The task — Find the lines holding the string "Africa" in the data, then copy all of them.

Information provided —
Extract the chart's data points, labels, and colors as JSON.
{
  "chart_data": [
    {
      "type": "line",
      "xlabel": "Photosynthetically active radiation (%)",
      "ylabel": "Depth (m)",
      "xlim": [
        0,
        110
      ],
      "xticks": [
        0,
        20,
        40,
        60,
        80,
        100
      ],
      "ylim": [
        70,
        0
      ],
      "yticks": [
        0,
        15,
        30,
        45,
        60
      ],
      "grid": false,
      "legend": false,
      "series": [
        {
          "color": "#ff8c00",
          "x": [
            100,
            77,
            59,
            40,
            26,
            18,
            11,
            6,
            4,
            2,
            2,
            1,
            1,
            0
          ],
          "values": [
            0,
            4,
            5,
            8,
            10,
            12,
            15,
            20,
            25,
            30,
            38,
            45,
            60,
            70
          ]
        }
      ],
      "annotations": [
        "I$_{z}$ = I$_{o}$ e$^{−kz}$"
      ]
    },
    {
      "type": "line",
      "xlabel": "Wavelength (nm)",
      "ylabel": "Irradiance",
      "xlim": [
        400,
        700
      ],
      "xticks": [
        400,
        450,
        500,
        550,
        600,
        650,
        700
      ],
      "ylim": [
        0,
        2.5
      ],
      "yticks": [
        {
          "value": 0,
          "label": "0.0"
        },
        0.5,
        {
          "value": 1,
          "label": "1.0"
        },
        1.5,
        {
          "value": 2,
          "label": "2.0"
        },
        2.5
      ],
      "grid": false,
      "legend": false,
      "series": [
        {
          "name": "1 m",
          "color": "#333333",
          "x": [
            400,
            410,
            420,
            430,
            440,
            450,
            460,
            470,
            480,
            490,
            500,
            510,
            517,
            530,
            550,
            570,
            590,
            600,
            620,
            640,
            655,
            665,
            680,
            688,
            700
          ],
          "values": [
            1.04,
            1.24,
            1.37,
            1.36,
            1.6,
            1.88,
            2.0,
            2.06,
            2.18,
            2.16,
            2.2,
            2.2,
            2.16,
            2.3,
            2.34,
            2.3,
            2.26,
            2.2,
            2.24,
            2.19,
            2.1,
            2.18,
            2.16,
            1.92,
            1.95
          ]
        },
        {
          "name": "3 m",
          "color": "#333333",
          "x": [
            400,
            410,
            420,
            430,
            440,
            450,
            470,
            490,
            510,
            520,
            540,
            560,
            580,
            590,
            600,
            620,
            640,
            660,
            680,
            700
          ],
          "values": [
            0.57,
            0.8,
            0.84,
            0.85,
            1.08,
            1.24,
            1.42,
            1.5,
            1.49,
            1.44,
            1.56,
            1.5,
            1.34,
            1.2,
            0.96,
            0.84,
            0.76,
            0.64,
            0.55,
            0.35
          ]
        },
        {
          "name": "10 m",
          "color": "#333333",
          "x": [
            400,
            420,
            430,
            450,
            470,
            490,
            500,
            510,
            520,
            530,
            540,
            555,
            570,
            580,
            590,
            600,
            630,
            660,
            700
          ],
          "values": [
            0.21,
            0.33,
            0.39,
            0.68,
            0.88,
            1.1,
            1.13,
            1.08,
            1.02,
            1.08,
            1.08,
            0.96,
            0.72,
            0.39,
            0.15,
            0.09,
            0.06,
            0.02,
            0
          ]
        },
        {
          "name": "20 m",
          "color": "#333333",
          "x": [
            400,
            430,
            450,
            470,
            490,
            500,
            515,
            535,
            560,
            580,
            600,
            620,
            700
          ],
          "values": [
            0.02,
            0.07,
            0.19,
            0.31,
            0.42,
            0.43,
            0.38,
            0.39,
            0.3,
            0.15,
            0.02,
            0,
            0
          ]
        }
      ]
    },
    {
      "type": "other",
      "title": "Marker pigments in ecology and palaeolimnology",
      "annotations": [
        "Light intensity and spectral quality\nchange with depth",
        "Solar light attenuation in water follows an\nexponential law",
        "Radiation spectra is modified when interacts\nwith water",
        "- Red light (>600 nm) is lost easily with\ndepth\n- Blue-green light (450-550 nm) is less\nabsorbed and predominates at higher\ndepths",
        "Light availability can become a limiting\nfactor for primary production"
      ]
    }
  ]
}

...

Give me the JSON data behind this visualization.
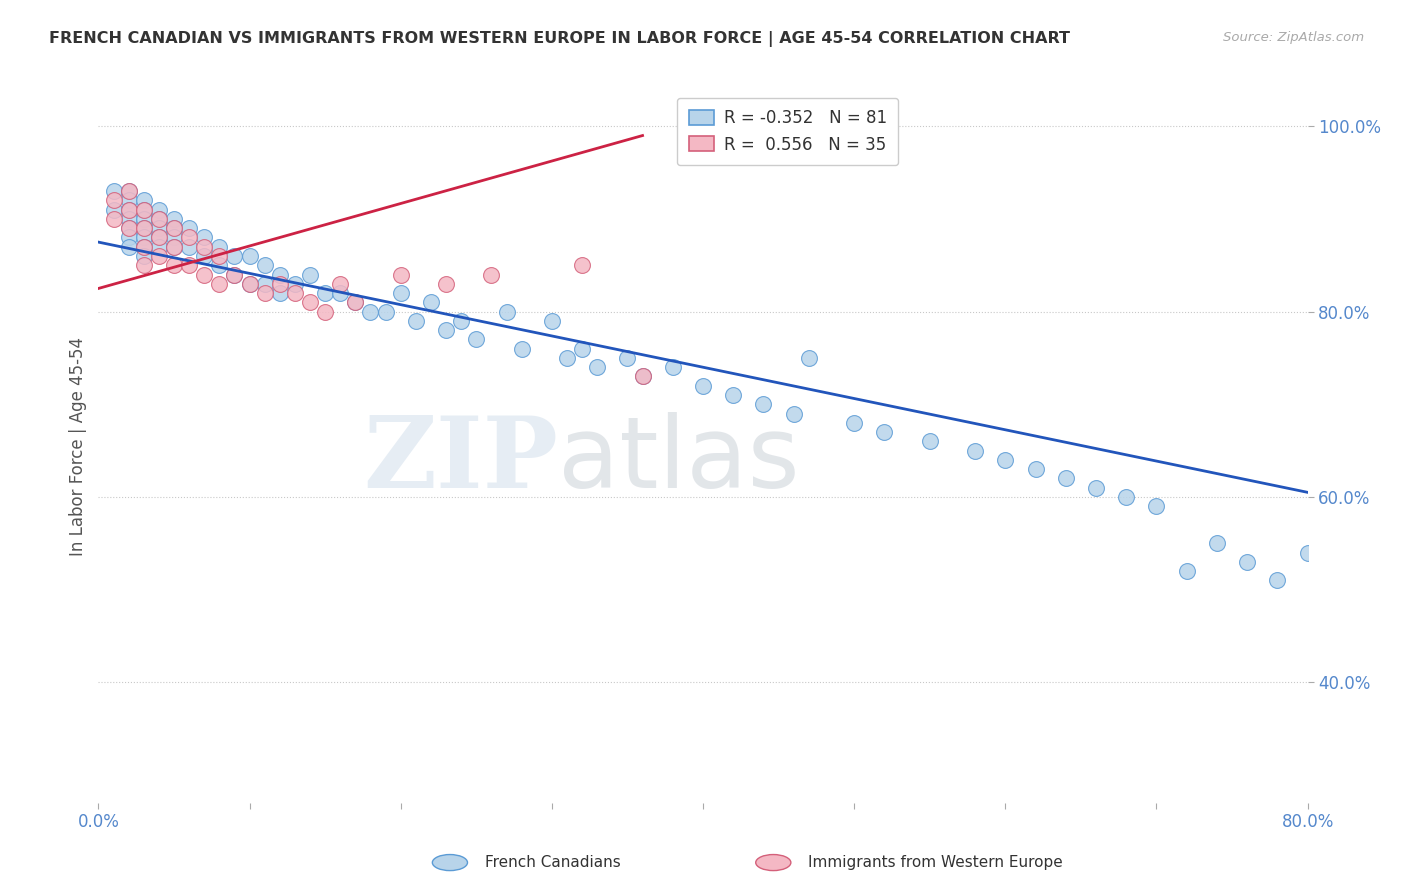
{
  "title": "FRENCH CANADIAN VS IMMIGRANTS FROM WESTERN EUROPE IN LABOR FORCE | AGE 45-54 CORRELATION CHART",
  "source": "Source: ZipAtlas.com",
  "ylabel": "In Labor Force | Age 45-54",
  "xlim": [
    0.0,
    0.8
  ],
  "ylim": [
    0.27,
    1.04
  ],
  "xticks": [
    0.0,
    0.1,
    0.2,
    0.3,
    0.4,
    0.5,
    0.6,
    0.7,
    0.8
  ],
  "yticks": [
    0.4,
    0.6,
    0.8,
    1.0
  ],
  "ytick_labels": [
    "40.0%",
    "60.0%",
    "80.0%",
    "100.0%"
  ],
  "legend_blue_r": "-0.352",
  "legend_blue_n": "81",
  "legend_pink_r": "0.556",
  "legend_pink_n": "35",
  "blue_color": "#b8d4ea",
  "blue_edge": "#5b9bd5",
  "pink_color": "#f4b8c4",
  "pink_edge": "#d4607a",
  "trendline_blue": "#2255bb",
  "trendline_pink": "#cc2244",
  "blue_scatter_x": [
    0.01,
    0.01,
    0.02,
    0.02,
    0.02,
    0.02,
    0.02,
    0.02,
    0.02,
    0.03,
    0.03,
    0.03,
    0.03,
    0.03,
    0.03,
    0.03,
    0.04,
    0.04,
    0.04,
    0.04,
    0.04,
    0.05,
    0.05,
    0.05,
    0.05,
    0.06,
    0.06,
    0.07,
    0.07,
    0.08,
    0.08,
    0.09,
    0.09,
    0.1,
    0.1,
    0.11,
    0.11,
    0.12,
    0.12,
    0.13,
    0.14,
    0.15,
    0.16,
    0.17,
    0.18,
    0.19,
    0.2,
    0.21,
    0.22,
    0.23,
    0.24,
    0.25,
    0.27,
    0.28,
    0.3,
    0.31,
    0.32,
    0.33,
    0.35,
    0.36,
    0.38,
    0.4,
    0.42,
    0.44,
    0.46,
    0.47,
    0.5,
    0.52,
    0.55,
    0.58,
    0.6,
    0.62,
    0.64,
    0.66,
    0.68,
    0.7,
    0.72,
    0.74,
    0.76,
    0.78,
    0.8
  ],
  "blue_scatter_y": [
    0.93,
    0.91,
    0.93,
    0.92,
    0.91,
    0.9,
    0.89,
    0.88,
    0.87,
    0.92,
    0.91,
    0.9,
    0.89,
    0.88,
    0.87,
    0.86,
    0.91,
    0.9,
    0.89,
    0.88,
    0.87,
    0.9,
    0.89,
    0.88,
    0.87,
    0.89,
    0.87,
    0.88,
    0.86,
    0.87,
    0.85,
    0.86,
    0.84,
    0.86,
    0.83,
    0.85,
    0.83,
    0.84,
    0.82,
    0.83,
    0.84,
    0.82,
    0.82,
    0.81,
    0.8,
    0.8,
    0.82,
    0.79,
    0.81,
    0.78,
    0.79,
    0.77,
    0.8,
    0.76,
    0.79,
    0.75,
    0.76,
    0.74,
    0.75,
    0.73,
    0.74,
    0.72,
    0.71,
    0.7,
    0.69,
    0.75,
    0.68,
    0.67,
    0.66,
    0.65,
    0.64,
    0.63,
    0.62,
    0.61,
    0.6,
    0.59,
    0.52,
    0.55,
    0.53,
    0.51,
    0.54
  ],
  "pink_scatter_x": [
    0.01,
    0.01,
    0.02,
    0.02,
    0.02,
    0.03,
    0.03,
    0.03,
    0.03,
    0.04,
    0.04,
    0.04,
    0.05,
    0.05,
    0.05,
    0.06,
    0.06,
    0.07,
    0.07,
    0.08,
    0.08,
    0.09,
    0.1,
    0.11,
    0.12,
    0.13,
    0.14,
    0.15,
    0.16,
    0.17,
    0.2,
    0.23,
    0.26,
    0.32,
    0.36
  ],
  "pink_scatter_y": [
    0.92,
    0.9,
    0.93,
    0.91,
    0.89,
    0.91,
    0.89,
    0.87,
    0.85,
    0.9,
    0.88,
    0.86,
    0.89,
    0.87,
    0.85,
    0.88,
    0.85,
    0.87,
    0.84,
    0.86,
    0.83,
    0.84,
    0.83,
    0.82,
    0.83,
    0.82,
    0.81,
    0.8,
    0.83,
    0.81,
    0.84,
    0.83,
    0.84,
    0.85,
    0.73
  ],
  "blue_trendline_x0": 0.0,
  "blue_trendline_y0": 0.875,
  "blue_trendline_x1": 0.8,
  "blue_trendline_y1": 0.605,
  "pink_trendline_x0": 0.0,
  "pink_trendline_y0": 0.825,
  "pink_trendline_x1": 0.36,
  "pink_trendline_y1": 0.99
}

...

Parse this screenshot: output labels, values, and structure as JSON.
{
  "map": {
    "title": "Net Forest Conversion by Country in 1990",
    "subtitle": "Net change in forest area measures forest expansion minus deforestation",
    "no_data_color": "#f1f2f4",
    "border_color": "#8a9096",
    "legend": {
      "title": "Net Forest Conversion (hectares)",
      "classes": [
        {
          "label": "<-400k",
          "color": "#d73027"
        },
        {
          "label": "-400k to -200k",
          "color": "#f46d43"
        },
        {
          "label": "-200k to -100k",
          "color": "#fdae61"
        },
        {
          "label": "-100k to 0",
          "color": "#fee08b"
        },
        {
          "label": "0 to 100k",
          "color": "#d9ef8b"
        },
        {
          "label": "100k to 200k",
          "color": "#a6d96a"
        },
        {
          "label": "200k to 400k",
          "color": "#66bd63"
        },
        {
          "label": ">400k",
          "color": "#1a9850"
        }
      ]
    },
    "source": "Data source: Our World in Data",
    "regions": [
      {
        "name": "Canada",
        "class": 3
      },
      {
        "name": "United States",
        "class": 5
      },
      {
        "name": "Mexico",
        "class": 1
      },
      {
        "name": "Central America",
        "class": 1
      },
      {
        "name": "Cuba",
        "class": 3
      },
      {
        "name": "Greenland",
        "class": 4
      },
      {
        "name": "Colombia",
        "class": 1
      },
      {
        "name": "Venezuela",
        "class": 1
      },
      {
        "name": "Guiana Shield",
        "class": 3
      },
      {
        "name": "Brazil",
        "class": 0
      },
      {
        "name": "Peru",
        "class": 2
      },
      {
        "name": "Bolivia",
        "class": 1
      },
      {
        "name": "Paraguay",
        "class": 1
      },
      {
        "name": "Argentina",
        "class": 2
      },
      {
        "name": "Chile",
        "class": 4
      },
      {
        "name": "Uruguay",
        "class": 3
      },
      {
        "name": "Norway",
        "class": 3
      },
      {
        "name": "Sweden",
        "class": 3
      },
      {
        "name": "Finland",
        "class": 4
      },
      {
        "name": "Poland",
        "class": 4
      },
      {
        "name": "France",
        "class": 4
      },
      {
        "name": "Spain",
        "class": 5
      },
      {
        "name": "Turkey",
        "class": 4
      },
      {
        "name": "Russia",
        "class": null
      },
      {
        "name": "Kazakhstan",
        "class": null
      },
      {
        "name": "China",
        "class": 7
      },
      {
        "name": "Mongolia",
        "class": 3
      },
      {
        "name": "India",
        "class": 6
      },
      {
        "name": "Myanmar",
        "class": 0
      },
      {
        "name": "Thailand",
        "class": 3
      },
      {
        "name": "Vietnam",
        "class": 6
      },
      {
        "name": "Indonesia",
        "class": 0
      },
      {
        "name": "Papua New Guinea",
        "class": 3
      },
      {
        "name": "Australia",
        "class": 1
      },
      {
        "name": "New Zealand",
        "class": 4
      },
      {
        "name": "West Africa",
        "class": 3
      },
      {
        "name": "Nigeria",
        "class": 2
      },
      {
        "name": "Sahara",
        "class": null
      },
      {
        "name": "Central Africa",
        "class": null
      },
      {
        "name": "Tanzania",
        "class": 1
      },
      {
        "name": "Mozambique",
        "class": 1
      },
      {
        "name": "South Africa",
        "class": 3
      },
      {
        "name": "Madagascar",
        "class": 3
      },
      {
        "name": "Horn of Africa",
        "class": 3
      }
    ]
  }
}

Finished answer —
        "name": "West Africa",
        "name": "Central Africa",
        "name": "South Africa",
        "name": "Horn of Africa",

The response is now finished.